- SUPPLIED TEXT -
(begin)
This project demonstrates how to build a high-performance, backpressure-aware, auto-scaling log processing pipeline using Go’s concurrency model. It is designed as a learning-oriented yet production-grade implementation of concepts found in Logstash, Fluent Bit, Beats, Kafka Producers, Distributed worker pipelines.
The goal of this project is to deeply understand:
- Go concurrency (goroutines, channels, select, context)
- High-throughput producers
- Worker pool patterns
- Batch processing + timeout flush
- Queue pressure & backpressure handling
- Dynamic worker auto-scaling based on queue usage
- Graceful shutdown of distributed components
- Metrics & observability
- Clean architecture layout
In essence, this project implements a mini log ingestion engine from scratch.
The producer:
- Runs in its own goroutine
- Uses a ticker to generate logs at configurable intervals
- Writes JSON-formatted logs into a channel
- Supports backpressure-aware slowdowns
- Stops gracefully via context cancellation
- Increments metrics for monitoring
Example log:
{"msg": "hello from producer", "level": "INFO", "ts": 1712345678123456}Each worker:
- Reads logs from the shared channel
- Buffers them into a batch
- Flushes when:
- batchSize is reached, or
- batchTimeout expires
- Flushes remaining logs before exiting
- Supports individual stop signals (StopChan)
- Updates processing metrics
- Runs fully concurrently
This models real-world pipelines such as Kafka Consumers, Logstash Workers, etc.
Batching dramatically increases throughput by reducing:
- Context switching
- Logger I/O overhead
- Channel operations
Configurable parameters:
| Setting | Description | Example |
|---|---|---|
| batchSize | Maximum logs before flush | 100 |
| batchTimeout | Max wait time before flush | 100ms |
A worker flushes when either condition is met.
To avoid overload and CPU thrashing, the producer monitors queue usage:
queue_usage = len(queue) / cap(queue)
Auto slowdown:
| Queue Usage | Producer Sleep |
|---|---|
| >95% | 2ms |
| >90% | 1ms |
| >80% | 500µs |
| Normal | 0 |
This ensures the system self-stabilizes under heavy load.
(end)
Please copy the stretch of the log pipeline text from "This project demonstrates" through "engine from scratch.", replacing "Worker pool" with "Thread pool".

- ENTRIES SHOWN -
(begin)
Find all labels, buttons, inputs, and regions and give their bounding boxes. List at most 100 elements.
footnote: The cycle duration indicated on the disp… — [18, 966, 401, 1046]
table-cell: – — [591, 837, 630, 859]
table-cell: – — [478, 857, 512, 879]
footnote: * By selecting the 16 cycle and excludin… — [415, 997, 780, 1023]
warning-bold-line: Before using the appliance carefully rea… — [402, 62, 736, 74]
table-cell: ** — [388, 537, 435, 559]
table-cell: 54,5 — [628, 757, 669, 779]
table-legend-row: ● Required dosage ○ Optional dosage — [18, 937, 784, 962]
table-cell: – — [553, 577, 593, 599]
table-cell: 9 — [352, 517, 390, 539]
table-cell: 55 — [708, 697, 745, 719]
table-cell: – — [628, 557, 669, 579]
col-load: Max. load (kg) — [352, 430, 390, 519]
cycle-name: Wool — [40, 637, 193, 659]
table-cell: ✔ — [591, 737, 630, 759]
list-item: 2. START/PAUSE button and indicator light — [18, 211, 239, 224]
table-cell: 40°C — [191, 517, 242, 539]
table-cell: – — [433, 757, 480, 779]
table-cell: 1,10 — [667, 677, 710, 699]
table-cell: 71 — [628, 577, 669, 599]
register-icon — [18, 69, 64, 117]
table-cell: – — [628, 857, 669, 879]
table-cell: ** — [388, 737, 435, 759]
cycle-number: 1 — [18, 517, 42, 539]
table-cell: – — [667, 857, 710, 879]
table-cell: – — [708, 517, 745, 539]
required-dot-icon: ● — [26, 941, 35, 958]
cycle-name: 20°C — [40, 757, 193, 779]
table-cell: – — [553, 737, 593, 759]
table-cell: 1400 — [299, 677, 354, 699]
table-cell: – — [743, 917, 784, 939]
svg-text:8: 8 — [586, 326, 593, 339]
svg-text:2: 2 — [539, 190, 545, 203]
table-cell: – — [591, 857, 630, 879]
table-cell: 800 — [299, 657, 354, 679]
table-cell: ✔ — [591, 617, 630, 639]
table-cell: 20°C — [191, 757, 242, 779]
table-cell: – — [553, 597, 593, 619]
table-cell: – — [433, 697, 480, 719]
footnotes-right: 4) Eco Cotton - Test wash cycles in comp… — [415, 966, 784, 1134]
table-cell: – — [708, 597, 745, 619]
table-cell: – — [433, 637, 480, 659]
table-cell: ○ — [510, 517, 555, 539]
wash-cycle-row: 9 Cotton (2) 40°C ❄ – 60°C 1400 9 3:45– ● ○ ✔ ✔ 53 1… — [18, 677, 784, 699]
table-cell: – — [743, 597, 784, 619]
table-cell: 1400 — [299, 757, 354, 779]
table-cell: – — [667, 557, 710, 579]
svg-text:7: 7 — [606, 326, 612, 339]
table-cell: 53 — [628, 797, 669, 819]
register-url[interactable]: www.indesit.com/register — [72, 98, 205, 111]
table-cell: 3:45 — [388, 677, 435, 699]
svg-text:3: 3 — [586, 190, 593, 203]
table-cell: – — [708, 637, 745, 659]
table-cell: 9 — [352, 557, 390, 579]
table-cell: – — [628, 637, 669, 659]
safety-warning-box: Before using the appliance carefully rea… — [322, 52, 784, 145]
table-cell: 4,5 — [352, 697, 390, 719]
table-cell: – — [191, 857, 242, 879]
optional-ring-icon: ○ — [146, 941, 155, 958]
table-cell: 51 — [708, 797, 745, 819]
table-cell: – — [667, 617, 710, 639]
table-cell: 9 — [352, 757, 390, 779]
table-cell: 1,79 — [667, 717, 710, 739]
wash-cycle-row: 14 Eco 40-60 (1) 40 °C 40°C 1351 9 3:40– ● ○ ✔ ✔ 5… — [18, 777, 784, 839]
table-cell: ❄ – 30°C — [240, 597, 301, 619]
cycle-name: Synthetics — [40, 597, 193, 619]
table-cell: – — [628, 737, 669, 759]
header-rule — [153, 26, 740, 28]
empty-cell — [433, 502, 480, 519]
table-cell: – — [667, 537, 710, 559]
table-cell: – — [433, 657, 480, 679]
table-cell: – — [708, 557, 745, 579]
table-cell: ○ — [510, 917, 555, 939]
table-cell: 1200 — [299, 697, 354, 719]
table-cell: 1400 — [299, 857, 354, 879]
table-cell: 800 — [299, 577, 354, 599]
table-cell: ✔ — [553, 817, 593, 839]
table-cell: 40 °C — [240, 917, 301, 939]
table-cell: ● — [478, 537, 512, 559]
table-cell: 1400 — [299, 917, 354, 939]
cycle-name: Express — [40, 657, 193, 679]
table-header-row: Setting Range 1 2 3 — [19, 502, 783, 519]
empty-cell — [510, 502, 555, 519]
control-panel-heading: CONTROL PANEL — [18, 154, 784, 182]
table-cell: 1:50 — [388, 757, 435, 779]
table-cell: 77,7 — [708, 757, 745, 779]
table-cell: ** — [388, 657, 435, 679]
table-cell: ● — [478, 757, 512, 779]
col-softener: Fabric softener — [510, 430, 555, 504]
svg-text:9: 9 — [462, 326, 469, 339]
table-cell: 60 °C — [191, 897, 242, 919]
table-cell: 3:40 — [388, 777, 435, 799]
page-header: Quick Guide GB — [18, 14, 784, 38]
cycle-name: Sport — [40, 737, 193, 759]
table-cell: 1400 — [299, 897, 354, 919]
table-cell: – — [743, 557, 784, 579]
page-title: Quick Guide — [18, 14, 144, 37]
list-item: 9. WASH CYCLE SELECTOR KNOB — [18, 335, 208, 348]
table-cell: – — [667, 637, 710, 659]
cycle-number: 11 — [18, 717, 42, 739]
(end)
- ANSWER TO THE PROBLEM -
This project demonstrates how to build a high-performance, backpressure-aware, auto-scaling log processing pipeline using Go’s concurrency model. It is designed as a learning-oriented yet production-grade implementation of concepts found in Logstash, Fluent Bit, Beats, Kafka Producers, Distributed worker pipelines.
The goal of this project is to deeply understand:
- Go concurrency (goroutines, channels, select, context)
- High-throughput producers
- Thread pool patterns
- Batch processing + timeout flush
- Queue pressure & backpressure handling
- Dynamic worker auto-scaling based on queue usage
- Graceful shutdown of distributed components
- Metrics & observability
- Clean architecture layout
In essence, this project implements a mini log ingestion engine from scratch.